*AIM OF THE EXERCISE*. Below are some records; reproduce every one of them exactly.

*DATASET RECORDS*.
_ _ _

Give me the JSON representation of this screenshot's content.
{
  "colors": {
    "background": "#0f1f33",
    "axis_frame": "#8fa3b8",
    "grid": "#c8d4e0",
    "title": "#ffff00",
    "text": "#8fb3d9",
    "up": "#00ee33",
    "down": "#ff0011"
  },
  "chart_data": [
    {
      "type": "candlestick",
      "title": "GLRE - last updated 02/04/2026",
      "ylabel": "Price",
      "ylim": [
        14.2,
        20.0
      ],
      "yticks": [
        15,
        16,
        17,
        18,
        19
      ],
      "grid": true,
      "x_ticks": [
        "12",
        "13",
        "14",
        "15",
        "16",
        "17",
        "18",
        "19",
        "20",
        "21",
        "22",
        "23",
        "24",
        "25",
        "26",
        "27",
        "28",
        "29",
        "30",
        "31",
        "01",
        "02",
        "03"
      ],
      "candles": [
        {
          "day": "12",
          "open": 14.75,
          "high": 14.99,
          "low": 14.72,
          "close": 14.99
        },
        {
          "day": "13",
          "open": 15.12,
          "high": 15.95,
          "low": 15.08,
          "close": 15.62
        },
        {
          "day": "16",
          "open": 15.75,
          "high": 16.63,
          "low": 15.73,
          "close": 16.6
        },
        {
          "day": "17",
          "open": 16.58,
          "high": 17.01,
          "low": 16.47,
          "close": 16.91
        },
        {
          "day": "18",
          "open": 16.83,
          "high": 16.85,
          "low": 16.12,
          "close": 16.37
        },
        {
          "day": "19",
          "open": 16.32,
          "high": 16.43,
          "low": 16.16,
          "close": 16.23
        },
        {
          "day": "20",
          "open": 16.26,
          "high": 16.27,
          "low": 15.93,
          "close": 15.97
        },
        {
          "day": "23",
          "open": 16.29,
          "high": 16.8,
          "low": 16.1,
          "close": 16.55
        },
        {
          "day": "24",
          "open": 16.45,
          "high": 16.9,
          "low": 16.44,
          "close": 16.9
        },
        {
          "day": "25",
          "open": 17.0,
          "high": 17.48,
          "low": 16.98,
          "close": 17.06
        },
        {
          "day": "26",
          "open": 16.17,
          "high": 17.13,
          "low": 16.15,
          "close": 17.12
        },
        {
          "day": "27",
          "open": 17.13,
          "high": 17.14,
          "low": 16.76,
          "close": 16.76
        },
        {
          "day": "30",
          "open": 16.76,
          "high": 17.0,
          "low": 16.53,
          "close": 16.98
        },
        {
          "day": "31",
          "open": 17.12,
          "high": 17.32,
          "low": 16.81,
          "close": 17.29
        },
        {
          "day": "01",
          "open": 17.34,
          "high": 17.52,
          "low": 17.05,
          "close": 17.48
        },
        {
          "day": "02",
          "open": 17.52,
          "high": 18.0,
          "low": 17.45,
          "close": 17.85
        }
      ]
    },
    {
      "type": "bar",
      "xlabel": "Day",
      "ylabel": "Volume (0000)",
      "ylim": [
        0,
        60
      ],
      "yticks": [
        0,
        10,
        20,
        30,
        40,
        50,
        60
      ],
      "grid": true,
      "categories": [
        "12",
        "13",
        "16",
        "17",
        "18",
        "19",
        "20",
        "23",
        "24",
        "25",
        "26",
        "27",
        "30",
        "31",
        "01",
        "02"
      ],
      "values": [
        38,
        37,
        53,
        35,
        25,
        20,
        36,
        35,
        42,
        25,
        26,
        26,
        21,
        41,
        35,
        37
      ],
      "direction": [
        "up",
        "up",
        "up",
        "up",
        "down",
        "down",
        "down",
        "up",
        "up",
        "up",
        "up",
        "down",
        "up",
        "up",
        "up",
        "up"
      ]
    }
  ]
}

_ _ _

*RESULT OF THE EXERCISE*.
Give me the JSON representation of this screenshot's content.
{
  "colors": {
    "background": "#0f1f33",
    "axis_frame": "#8fa3b8",
    "grid": "#c8d4e0",
    "title": "#ffff00",
    "text": "#8fb3d9",
    "up": "#00ee33",
    "down": "#ff0011"
  },
  "chart_data": [
    {
      "type": "candlestick",
      "title": "GLRE - last updated 02/04/2026",
      "ylabel": "Price",
      "ylim": [
        14.2,
        20.0
      ],
      "yticks": [
        15,
        16,
        17,
        18,
        19
      ],
      "grid": true,
      "x_ticks": [
        "12",
        "13",
        "14",
        "15",
        "16",
        "17",
        "18",
        "19",
        "20",
        "21",
        "22",
        "23",
        "24",
        "25",
        "26",
        "27",
        "28",
        "29",
        "30",
        "31",
        "01",
        "02",
        "03"
      ],
      "candles": [
        {
          "day": "12",
          "open": 14.75,
          "high": 14.99,
          "low": 14.72,
          "close": 14.99
        },
        {
          "day": "13",
          "open": 15.12,
          "high": 15.95,
          "low": 15.08,
          "close": 15.62
        },
        {
          "day": "16",
          "open": 15.75,
          "high": 16.63,
          "low": 15.73,
          "close": 16.6
        },
        {
          "day": "17",
          "open": 16.58,
          "high": 17.01,
          "low": 16.47,
          "close": 16.91
        },
        {
          "day": "18",
          "open": 16.83,
          "high": 16.85,
          "low": 16.12,
          "close": 16.37
        },
        {
          "day": "19",
          "open": 16.32,
          "high": 16.43,
          "low": 16.16,
          "close": 16.23
        },
        {
          "day": "20",
          "open": 16.26,
          "high": 16.27,
          "low": 15.93,
          "close": 15.97
        },
        {
          "day": "23",
          "open": 16.29,
          "high": 16.8,
          "low": 16.1,
          "close": 16.55
        },
        {
          "day": "24",
          "open": 16.45,
          "high": 16.9,
          "low": 16.44,
          "close": 16.9
        },
        {
          "day": "25",
          "open": 17.0,
          "high": 17.48,
          "low": 16.98,
          "close": 17.06
        },
        {
          "day": "26",
          "open": 16.17,
          "high": 17.13,
          "low": 16.15,
          "close": 17.12
        },
        {
          "day": "27",
          "open": 17.13,
          "high": 17.14,
          "low": 16.76,
          "close": 16.76
        },
        {
          "day": "30",
          "open": 16.76,
          "high": 17.0,
          "low": 16.53,
          "close": 16.98
        },
        {
          "day": "31",
          "open": 17.12,
          "high": 17.32,
          "low": 16.81,
          "close": 17.29
        },
        {
          "day": "01",
          "open": 17.34,
          "high": 17.52,
          "low": 17.05,
          "close": 17.48
        },
        {
          "day": "02",
          "open": 17.52,
          "high": 18.0,
          "low": 17.45,
          "close": 17.85
        }
      ]
    },
    {
      "type": "bar",
      "xlabel": "Day",
      "ylabel": "Volume (0000)",
      "ylim": [
        0,
        60
      ],
      "yticks": [
        0,
        10,
        20,
        30,
        40,
        50,
        60
      ],
      "grid": true,
      "categories": [
        "12",
        "13",
        "16",
        "17",
        "18",
        "19",
        "20",
        "23",
        "24",
        "25",
        "26",
        "27",
        "30",
        "31",
        "01",
        "02"
      ],
      "values": [
        38,
        37,
        53,
        35,
        25,
        20,
        36,
        35,
        42,
        25,
        26,
        26,
        21,
        41,
        35,
        37
      ],
      "direction": [
        "up",
        "up",
        "up",
        "up",
        "down",
        "down",
        "down",
        "up",
        "up",
        "up",
        "up",
        "down",
        "up",
        "up",
        "up",
        "up"
      ]
    }
  ]
}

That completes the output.